Start of RECORDS PROVIDED
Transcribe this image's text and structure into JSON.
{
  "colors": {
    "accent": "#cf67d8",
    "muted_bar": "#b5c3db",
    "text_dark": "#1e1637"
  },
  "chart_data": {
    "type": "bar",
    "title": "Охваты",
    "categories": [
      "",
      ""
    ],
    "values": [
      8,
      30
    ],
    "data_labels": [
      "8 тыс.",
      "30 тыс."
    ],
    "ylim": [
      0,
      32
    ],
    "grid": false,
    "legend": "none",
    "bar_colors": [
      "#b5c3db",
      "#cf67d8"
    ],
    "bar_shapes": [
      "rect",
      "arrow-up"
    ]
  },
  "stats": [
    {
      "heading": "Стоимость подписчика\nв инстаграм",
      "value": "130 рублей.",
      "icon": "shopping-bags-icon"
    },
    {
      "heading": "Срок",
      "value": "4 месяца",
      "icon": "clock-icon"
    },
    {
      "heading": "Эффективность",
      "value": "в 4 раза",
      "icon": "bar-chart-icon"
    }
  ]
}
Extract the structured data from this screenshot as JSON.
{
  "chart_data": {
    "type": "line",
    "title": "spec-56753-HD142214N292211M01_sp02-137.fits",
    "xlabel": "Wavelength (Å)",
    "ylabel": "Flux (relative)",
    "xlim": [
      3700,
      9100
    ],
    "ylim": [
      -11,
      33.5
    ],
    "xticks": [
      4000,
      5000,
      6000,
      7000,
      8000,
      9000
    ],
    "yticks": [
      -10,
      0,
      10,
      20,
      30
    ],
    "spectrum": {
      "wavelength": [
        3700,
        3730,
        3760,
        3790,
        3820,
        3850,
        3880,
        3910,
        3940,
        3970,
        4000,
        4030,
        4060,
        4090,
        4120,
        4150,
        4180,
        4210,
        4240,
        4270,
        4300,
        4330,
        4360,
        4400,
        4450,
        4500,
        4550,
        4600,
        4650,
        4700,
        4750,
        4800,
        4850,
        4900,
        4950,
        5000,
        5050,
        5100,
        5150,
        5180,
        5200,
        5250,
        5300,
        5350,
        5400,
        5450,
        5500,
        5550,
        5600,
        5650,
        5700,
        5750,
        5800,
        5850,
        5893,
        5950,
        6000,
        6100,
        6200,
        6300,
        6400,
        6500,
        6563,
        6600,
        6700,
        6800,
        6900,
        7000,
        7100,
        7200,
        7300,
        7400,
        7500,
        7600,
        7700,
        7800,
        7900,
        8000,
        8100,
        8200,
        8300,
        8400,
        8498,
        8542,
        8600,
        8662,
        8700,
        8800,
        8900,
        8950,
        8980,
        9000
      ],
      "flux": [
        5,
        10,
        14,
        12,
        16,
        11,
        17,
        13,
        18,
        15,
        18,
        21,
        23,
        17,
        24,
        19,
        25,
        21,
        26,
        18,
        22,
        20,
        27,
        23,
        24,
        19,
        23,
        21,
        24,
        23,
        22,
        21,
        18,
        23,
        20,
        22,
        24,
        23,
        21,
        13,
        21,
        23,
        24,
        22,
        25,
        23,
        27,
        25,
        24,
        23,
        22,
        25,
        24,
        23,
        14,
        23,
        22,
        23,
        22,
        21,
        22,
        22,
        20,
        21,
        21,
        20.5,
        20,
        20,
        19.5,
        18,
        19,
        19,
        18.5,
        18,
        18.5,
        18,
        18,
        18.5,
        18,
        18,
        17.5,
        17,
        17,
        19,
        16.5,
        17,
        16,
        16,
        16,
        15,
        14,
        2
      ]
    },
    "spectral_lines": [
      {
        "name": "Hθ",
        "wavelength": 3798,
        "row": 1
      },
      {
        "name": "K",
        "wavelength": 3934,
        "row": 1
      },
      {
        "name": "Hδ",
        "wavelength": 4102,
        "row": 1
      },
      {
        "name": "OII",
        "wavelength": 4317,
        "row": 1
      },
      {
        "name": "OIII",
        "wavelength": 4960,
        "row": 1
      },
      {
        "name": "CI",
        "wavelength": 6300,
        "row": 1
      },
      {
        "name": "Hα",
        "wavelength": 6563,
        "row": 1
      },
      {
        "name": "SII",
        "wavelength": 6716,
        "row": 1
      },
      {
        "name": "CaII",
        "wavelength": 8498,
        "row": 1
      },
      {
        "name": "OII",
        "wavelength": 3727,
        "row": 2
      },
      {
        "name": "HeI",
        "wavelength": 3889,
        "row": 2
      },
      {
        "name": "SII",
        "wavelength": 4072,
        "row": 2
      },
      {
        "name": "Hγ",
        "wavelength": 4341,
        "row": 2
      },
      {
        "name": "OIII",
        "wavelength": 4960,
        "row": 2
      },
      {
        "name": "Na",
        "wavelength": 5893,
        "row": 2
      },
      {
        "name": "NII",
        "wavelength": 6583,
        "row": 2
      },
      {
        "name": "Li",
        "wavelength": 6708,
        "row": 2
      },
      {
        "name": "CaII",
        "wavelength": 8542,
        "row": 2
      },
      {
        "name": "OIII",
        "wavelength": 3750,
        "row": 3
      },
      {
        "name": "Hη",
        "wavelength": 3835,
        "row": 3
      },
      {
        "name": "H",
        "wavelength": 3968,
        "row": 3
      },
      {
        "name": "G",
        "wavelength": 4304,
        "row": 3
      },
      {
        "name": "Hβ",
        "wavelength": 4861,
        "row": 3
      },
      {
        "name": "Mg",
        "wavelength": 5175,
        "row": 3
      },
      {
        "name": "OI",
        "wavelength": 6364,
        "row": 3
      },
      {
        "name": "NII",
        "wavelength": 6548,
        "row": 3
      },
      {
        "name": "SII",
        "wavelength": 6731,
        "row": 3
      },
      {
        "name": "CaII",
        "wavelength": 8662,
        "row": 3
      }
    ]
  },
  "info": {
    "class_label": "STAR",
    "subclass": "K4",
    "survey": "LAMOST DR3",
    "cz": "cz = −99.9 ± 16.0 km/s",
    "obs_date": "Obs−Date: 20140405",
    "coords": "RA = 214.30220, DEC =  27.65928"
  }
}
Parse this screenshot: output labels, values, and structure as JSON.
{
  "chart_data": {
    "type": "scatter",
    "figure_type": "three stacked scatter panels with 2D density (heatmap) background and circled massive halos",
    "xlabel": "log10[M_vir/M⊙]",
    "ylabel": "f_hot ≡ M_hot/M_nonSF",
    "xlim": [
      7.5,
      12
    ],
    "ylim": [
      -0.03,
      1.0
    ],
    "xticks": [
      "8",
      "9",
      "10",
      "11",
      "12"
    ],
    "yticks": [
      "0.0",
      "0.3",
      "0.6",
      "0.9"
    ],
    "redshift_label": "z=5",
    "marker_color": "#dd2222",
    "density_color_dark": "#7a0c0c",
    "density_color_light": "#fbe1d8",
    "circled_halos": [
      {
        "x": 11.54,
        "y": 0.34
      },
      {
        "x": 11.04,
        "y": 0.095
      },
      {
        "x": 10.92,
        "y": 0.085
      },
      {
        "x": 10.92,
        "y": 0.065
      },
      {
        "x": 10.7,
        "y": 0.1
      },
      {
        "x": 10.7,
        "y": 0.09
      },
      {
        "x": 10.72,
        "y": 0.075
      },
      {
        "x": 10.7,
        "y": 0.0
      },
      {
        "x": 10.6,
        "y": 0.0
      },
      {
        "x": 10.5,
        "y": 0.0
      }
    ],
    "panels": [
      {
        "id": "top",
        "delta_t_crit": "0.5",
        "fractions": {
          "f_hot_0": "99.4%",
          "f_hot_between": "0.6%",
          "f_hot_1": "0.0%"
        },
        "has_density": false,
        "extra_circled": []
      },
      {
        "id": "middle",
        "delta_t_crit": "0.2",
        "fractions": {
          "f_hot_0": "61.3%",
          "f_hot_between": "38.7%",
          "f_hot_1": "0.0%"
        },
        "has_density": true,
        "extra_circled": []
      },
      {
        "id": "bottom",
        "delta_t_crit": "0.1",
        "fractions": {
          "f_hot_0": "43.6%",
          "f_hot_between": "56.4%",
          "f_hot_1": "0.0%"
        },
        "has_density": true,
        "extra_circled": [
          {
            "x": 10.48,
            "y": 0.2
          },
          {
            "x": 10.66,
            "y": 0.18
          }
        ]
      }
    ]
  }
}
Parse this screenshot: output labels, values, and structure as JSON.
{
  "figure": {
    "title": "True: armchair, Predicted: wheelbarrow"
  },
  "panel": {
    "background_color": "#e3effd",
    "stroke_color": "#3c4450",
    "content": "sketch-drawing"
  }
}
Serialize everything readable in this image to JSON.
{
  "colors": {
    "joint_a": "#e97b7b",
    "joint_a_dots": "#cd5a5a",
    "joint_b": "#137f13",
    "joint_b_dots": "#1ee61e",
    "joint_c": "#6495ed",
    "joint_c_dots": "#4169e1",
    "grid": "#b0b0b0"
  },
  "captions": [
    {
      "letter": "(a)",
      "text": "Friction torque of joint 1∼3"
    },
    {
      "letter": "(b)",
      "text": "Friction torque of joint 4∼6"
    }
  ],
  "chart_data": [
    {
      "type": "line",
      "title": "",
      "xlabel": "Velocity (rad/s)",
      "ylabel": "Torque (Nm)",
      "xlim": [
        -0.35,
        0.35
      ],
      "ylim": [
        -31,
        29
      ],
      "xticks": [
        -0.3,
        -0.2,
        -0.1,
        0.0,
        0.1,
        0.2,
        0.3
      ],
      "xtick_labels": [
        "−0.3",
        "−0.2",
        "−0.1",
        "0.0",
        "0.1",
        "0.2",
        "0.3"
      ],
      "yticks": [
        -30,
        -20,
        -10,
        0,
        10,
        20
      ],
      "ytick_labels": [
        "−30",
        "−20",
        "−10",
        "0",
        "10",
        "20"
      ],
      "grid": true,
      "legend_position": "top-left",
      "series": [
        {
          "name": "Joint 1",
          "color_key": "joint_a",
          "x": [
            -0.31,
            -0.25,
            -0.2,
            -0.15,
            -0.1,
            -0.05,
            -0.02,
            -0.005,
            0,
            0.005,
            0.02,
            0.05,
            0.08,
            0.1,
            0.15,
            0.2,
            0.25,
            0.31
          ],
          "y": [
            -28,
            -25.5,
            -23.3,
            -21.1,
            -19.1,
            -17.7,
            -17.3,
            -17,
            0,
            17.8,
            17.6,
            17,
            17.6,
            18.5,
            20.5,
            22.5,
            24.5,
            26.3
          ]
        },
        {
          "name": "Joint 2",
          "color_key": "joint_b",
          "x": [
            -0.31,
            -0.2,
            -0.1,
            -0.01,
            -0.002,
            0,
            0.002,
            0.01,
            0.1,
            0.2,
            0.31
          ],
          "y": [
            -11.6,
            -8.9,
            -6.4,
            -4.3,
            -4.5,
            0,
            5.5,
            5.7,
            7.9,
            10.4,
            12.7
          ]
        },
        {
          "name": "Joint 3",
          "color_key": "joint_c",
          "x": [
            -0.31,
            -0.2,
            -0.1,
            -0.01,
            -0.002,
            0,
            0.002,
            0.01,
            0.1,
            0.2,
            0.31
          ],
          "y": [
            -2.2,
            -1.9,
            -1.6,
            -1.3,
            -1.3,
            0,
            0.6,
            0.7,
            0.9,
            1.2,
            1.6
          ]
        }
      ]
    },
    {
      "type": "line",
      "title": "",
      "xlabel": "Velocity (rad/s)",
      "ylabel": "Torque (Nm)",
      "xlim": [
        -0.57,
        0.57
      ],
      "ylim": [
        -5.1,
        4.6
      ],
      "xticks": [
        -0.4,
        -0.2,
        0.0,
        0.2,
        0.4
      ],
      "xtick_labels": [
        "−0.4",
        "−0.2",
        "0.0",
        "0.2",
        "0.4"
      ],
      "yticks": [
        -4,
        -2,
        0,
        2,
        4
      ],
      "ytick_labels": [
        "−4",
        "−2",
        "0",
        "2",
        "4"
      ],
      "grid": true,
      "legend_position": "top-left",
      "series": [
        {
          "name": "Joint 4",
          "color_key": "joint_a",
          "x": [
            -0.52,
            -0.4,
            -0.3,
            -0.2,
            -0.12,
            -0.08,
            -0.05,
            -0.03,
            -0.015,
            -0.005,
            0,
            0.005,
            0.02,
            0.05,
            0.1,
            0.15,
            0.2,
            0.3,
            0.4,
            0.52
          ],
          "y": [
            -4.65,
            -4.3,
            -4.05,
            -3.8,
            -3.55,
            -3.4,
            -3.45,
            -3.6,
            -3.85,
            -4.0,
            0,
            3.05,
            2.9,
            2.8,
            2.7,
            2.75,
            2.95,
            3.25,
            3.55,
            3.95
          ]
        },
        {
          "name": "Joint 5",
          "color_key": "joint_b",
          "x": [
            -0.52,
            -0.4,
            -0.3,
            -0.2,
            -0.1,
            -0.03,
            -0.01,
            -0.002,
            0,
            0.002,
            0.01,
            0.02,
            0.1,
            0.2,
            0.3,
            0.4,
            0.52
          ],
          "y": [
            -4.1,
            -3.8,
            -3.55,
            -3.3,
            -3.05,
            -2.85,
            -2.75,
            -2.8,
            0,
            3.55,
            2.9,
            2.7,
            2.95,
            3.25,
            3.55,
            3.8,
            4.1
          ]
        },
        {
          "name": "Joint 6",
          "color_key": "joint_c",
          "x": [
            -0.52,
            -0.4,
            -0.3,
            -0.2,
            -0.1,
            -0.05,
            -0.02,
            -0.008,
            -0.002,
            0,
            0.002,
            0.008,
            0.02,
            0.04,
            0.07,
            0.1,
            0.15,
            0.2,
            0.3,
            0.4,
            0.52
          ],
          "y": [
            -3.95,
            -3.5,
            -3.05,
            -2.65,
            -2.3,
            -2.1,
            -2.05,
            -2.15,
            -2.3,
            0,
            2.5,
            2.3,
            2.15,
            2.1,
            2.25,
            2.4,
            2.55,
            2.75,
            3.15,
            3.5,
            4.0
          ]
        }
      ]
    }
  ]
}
End of RECORDS PROVIDED
Pick out all lines from the data above in which the word "this" appears.

Transcribe this image's text and structure into JSON.
Extract the structured data from this screenshot as JSON.
Parse this screenshot: output labels, values, and structure as JSON.
Parse this screenshot: output labels, values, and structure as JSON.
Serialize everything readable in this image to JSON.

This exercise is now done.